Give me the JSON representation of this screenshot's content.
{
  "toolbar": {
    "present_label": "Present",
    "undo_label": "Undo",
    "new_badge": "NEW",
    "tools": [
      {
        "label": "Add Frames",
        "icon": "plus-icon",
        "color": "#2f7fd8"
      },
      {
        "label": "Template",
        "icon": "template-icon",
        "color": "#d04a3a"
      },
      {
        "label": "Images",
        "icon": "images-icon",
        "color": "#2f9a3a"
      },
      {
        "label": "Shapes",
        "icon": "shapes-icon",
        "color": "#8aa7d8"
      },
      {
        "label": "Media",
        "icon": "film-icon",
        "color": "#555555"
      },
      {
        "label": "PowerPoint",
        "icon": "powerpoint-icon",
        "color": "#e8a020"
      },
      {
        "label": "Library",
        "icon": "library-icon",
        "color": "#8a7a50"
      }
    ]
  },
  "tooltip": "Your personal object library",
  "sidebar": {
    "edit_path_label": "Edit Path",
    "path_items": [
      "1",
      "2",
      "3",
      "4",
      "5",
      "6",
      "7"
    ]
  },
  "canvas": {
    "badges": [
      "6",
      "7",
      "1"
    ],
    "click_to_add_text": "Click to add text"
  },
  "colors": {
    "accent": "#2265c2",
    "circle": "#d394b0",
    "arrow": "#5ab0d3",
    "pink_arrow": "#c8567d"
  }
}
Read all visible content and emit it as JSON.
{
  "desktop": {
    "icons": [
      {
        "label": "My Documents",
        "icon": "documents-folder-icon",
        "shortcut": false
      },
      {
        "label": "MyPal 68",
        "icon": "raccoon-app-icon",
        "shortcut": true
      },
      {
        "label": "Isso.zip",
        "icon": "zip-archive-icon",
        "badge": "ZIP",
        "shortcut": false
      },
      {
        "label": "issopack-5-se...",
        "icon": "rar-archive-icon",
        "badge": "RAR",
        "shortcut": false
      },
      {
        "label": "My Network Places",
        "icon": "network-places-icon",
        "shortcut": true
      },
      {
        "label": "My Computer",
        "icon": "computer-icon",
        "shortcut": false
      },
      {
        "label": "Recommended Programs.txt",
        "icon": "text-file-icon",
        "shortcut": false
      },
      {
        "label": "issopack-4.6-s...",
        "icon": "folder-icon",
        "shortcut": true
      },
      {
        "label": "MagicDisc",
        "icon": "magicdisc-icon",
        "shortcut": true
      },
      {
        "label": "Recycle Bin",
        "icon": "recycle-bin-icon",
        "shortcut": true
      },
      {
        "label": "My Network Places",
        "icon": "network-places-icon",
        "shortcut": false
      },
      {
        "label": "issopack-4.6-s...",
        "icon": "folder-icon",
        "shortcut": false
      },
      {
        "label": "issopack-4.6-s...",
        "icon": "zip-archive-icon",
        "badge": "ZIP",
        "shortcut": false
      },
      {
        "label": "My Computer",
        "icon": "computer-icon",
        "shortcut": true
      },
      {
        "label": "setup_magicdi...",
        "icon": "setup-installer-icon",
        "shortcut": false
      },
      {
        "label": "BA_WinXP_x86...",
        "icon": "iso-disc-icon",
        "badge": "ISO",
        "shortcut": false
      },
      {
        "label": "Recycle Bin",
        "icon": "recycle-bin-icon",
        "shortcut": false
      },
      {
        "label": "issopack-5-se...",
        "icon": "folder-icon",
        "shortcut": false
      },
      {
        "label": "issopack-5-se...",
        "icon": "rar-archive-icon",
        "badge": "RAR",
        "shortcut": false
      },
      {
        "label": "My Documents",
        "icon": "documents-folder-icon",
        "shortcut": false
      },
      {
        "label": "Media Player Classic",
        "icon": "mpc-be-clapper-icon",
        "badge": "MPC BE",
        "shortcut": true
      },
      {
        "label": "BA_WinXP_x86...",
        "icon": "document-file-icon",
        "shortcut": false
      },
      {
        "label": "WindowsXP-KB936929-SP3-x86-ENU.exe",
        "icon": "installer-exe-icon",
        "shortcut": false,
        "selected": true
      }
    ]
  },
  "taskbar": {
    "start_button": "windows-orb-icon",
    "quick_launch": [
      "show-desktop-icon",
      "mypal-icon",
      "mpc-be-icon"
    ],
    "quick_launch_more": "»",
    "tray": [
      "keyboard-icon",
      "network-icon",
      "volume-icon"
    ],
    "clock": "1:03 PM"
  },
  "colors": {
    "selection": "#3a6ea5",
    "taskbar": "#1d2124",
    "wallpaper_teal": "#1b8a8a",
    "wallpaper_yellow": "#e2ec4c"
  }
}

----

Exercise objective:
Return each line of the records above exactly as it reads.

Exercise solution:
Give me the JSON representation of this screenshot's content.
{
  "toolbar": {
    "present_label": "Present",
    "undo_label": "Undo",
    "new_badge": "NEW",
    "tools": [
      {
        "label": "Add Frames",
        "icon": "plus-icon",
        "color": "#2f7fd8"
      },
      {
        "label": "Template",
        "icon": "template-icon",
        "color": "#d04a3a"
      },
      {
        "label": "Images",
        "icon": "images-icon",
        "color": "#2f9a3a"
      },
      {
        "label": "Shapes",
        "icon": "shapes-icon",
        "color": "#8aa7d8"
      },
      {
        "label": "Media",
        "icon": "film-icon",
        "color": "#555555"
      },
      {
        "label": "PowerPoint",
        "icon": "powerpoint-icon",
        "color": "#e8a020"
      },
      {
        "label": "Library",
        "icon": "library-icon",
        "color": "#8a7a50"
      }
    ]
  },
  "tooltip": "Your personal object library",
  "sidebar": {
    "edit_path_label": "Edit Path",
    "path_items": [
      "1",
      "2",
      "3",
      "4",
      "5",
      "6",
      "7"
    ]
  },
  "canvas": {
    "badges": [
      "6",
      "7",
      "1"
    ],
    "click_to_add_text": "Click to add text"
  },
  "colors": {
    "accent": "#2265c2",
    "circle": "#d394b0",
    "arrow": "#5ab0d3",
    "pink_arrow": "#c8567d"
  }
}
Read all visible content and emit it as JSON.
{
  "desktop": {
    "icons": [
      {
        "label": "My Documents",
        "icon": "documents-folder-icon",
        "shortcut": false
      },
      {
        "label": "MyPal 68",
        "icon": "raccoon-app-icon",
        "shortcut": true
      },
      {
        "label": "Isso.zip",
        "icon": "zip-archive-icon",
        "badge": "ZIP",
        "shortcut": false
      },
      {
        "label": "issopack-5-se...",
        "icon": "rar-archive-icon",
        "badge": "RAR",
        "shortcut": false
      },
      {
        "label": "My Network Places",
        "icon": "network-places-icon",
        "shortcut": true
      },
      {
        "label": "My Computer",
        "icon": "computer-icon",
        "shortcut": false
      },
      {
        "label": "Recommended Programs.txt",
        "icon": "text-file-icon",
        "shortcut": false
      },
      {
        "label": "issopack-4.6-s...",
        "icon": "folder-icon",
        "shortcut": true
      },
      {
        "label": "MagicDisc",
        "icon": "magicdisc-icon",
        "shortcut": true
      },
      {
        "label": "Recycle Bin",
        "icon": "recycle-bin-icon",
        "shortcut": true
      },
      {
        "label": "My Network Places",
        "icon": "network-places-icon",
        "shortcut": false
      },
      {
        "label": "issopack-4.6-s...",
        "icon": "folder-icon",
        "shortcut": false
      },
      {
        "label": "issopack-4.6-s...",
        "icon": "zip-archive-icon",
        "badge": "ZIP",
        "shortcut": false
      },
      {
        "label": "My Computer",
        "icon": "computer-icon",
        "shortcut": true
      },
      {
        "label": "setup_magicdi...",
        "icon": "setup-installer-icon",
        "shortcut": false
      },
      {
        "label": "BA_WinXP_x86...",
        "icon": "iso-disc-icon",
        "badge": "ISO",
        "shortcut": false
      },
      {
        "label": "Recycle Bin",
        "icon": "recycle-bin-icon",
        "shortcut": false
      },
      {
        "label": "issopack-5-se...",
        "icon": "folder-icon",
        "shortcut": false
      },
      {
        "label": "issopack-5-se...",
        "icon": "rar-archive-icon",
        "badge": "RAR",
        "shortcut": false
      },
      {
        "label": "My Documents",
        "icon": "documents-folder-icon",
        "shortcut": false
      },
      {
        "label": "Media Player Classic",
        "icon": "mpc-be-clapper-icon",
        "badge": "MPC BE",
        "shortcut": true
      },
      {
        "label": "BA_WinXP_x86...",
        "icon": "document-file-icon",
        "shortcut": false
      },
      {
        "label": "WindowsXP-KB936929-SP3-x86-ENU.exe",
        "icon": "installer-exe-icon",
        "shortcut": false,
        "selected": true
      }
    ]
  },
  "taskbar": {
    "start_button": "windows-orb-icon",
    "quick_launch": [
      "show-desktop-icon",
      "mypal-icon",
      "mpc-be-icon"
    ],
    "quick_launch_more": "»",
    "tray": [
      "keyboard-icon",
      "network-icon",
      "volume-icon"
    ],
    "clock": "1:03 PM"
  },
  "colors": {
    "selection": "#3a6ea5",
    "taskbar": "#1d2124",
    "wallpaper_teal": "#1b8a8a",
    "wallpaper_yellow": "#e2ec4c"
  }
}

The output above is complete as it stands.